Like a long lost civilization, the Revue watch brand has been mostly forgotten by many. But after considering the manufacture’s history and high quality products it’s apparent they were on par with the best.
Supporting cast: Buser, Phénix, Vulcain & Marvin
In 1853 Société d’ Horlogerie à Waldenbourg was founded as a communal Swiss watch manufacture by residents of Waldenburg, near Basel. It was hoped the company would provide much needed employment to local residents given the Waldenburg valley was increasingly isolated from commerce after establishment of the Basel-Olten-Geneva train line.
The company struggled in its early years. But in 1859 Gédéon Thommen and Louis Tschopp acquired and restructured the company; Thommen also established the Waldenburgerbahn, a commuter train line connecting the valley’s villages. As a result, between 1870-1890 the company expanded production from 4,000 cylinder watches to 13,000 cylinder and lever watches.

============================================================

WHAT IS ASKED ->
Can you carry the passage on the Revue watch brand's history forward from the point where it ends?

============================================================

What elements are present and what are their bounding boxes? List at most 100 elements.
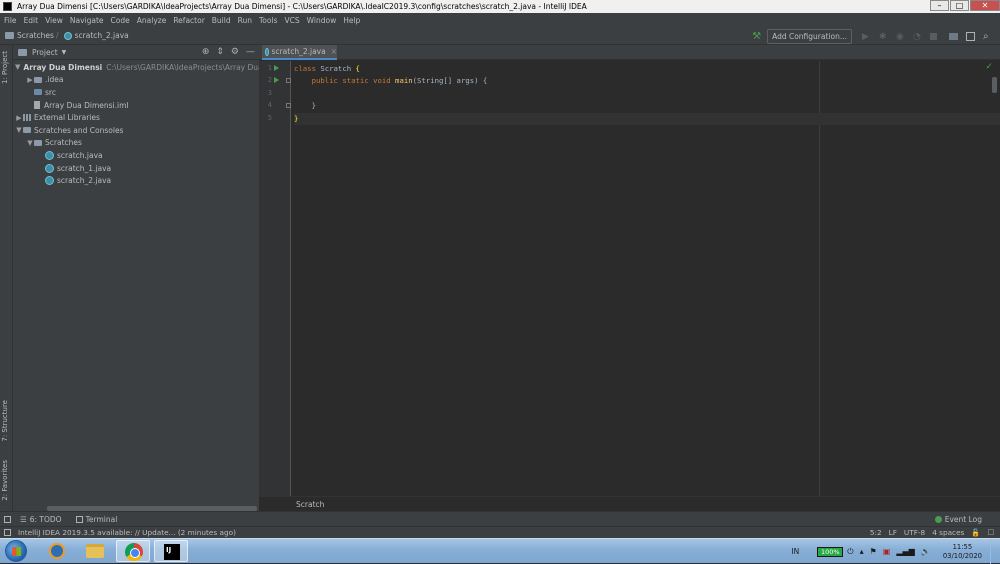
status-toggle-icon[interactable] (4, 529, 11, 536)
notification-icon[interactable]: ☐ (987, 528, 994, 537)
menu-tools[interactable]: Tools (259, 16, 277, 25)
structure-tool-tab[interactable]: 7: Structure (1, 400, 9, 442)
menu-view[interactable]: View (45, 16, 63, 25)
menu-edit[interactable]: Edit (24, 16, 39, 25)
breadcrumb-file[interactable]: scratch_2.java (75, 31, 129, 40)
editor-area: scratch_2.java × 1 2 3 4 5 class Scratch… (259, 45, 1000, 511)
volume-icon[interactable]: 🔈 (921, 547, 931, 556)
line-number: 4 (267, 101, 272, 109)
maximize-button[interactable]: □ (950, 0, 969, 11)
signal-icon[interactable]: ▂▄▆ (896, 547, 914, 556)
action-center-flag-icon[interactable]: ⚑ (870, 547, 877, 556)
chevron-down-icon[interactable]: ▼ (62, 49, 67, 56)
close-button[interactable]: ✕ (970, 0, 1000, 11)
tree-item[interactable]: Array Dua Dimensi.iml (13, 99, 259, 112)
file-encoding[interactable]: UTF-8 (904, 528, 925, 537)
menu-analyze[interactable]: Analyze (137, 16, 167, 25)
taskbar-media-player[interactable] (40, 540, 74, 562)
tree-item[interactable]: ▶ External Libraries (13, 111, 259, 124)
menu-window[interactable]: Window (307, 16, 337, 25)
code-token: Scratch (320, 64, 356, 73)
collapse-all-icon[interactable]: ⇕ (216, 47, 224, 57)
menu-run[interactable]: Run (238, 16, 252, 25)
menu-vcs[interactable]: VCS (284, 16, 299, 25)
menu-refactor[interactable]: Refactor (173, 16, 204, 25)
tree-item[interactable]: scratch_2.java (13, 174, 259, 187)
gear-icon[interactable]: ⚙ (231, 47, 239, 57)
lock-icon[interactable]: 🔓 (971, 528, 980, 537)
project-structure-icon[interactable] (949, 33, 958, 40)
toggle-tool-windows-icon[interactable] (4, 515, 11, 523)
expand-arrow-icon[interactable]: ▼ (15, 126, 23, 134)
event-log-button[interactable]: Event Log (934, 515, 982, 524)
locate-file-icon[interactable]: ⊕ (202, 47, 210, 57)
battery-indicator[interactable]: 100% (817, 546, 844, 557)
menu-help[interactable]: Help (343, 16, 360, 25)
code-editor[interactable]: class Scratch { public static void main(… (294, 61, 1000, 496)
add-configuration-button[interactable]: Add Configuration... (767, 29, 852, 44)
taskbar-file-explorer[interactable] (78, 540, 112, 562)
tree-item[interactable]: ▼ Scratches and Consoles (13, 124, 259, 137)
tree-item[interactable]: ▼ Scratches (13, 137, 259, 150)
project-view-selector[interactable]: Project (32, 48, 58, 57)
power-plug-icon[interactable]: ⏻ (847, 547, 853, 557)
search-everywhere-icon[interactable]: ⌕ (983, 32, 992, 42)
fold-marker-icon[interactable] (286, 78, 291, 83)
tree-item[interactable]: ▼ Array Dua Dimensi C:\Users\GARDIKA\IdeaP… (13, 61, 296, 74)
taskbar-chrome[interactable] (116, 540, 150, 562)
tree-item[interactable]: scratch.java (13, 149, 259, 162)
close-tab-icon[interactable]: × (331, 47, 337, 56)
menu-navigate[interactable]: Navigate (70, 16, 104, 25)
caret-position[interactable]: 5:2 (870, 528, 882, 537)
build-hammer-icon[interactable]: ⚒ (752, 31, 761, 42)
tree-item[interactable]: scratch_1.java (13, 162, 259, 175)
expand-arrow-icon[interactable]: ▼ (15, 63, 20, 71)
no-problems-check-icon[interactable]: ✓ (985, 62, 993, 72)
vertical-scrollbar[interactable] (992, 77, 997, 93)
editor-tab-bar: scratch_2.java × (259, 45, 1000, 60)
favorites-tool-tab[interactable]: 2: Favorites (1, 460, 9, 501)
expand-arrow-icon[interactable]: ▼ (26, 139, 34, 147)
hide-panel-icon[interactable]: — (246, 47, 255, 57)
collapse-arrow-icon[interactable]: ▶ (26, 76, 34, 84)
run-icon[interactable]: ▶ (862, 32, 871, 42)
run-class-icon[interactable] (274, 65, 279, 71)
breadcrumb-scratches[interactable]: Scratches (17, 31, 54, 40)
window-controls: – □ ✕ (929, 0, 1000, 11)
profile-icon[interactable]: ◔ (913, 32, 922, 42)
menu-code[interactable]: Code (111, 16, 130, 25)
status-message[interactable]: IntelliJ IDEA 2019.3.5 available: // Upd… (18, 528, 236, 537)
network-warning-icon[interactable]: ▣ (883, 547, 891, 556)
tree-item[interactable]: src (13, 86, 259, 99)
system-clock[interactable]: 11:55 03/10/2020 (943, 543, 982, 561)
project-tool-tab[interactable]: 1: Project (1, 51, 9, 84)
presentation-icon[interactable] (966, 32, 975, 41)
tree-item-label: .idea (45, 75, 64, 85)
terminal-tool-button[interactable]: Terminal (75, 515, 117, 524)
start-button[interactable] (5, 540, 27, 562)
stop-icon[interactable] (930, 33, 937, 40)
show-hidden-icons-icon[interactable]: ▴ (860, 547, 864, 556)
language-indicator[interactable]: IN (791, 547, 799, 556)
todo-tool-button[interactable]: ☰ 6: TODO (20, 515, 62, 524)
editor-breadcrumb-scratch[interactable]: Scratch (296, 500, 324, 509)
taskbar-intellij[interactable]: IJ (154, 540, 188, 562)
coverage-icon[interactable]: ◉ (896, 32, 905, 42)
menu-file[interactable]: File (4, 16, 17, 25)
minimize-button[interactable]: – (930, 0, 949, 11)
window-titlebar: Array Dua Dimensi [C:\Users\GARDIKA\Idea… (0, 0, 1000, 13)
indent-setting[interactable]: 4 spaces (932, 528, 964, 537)
tree-item[interactable]: ▶ .idea (13, 74, 259, 87)
project-panel: Project ▼ ⊕ ⇕ ⚙ — ▼ Array Dua Dimensi C:\U… (13, 45, 296, 511)
event-log-icon (934, 515, 942, 523)
code-token: main (395, 76, 413, 85)
editor-tab-scratch-2[interactable]: scratch_2.java × (262, 45, 337, 60)
fold-marker-icon[interactable] (286, 103, 291, 108)
library-icon (23, 114, 31, 122)
menu-build[interactable]: Build (212, 16, 231, 25)
collapse-arrow-icon[interactable]: ▶ (15, 114, 23, 122)
show-desktop-button[interactable] (990, 539, 1000, 564)
run-main-icon[interactable] (274, 77, 279, 83)
line-separator[interactable]: LF (889, 528, 897, 537)
debug-icon[interactable]: ✱ (879, 32, 888, 42)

============================================================

THE REPLY ->
In 1905 Alphonse Thommen registered the manufacture as Gédéon Thommens Uhrenfabrik AG, following Tschopp’s departure. Depending on the source referenced, the “Revue” name was registered either in that same year or several years later, possibly 1910. Revue had been used earlier as a brand name for the company’s wristwatches, previously marketed under the “GT” moniker for Gédéon Thommen. Hereafter we refer to the company as Revue for simplicity. Although it is unclear precisely when the “Vertex” brand was introduced to market Revue’s products in the UK, by 1929 the Vertex name had been officially registered.
Under whichever name you might choose, Revue was an early pioneer of interchangeable parts. With increasingly mechanized and automated factories, the company was well-positioned to pursue other related markets. In 1916 for example, the company developed its first aircraft chronograph for the Swiss Air Force, laying the foundation for its later success as an aircraft instrument supplier. From 1936–1943, the company continued to supply cockpit instrumentation to the Swiss Air Force, including altimeters, airspeed indicators, clocks and landing gear.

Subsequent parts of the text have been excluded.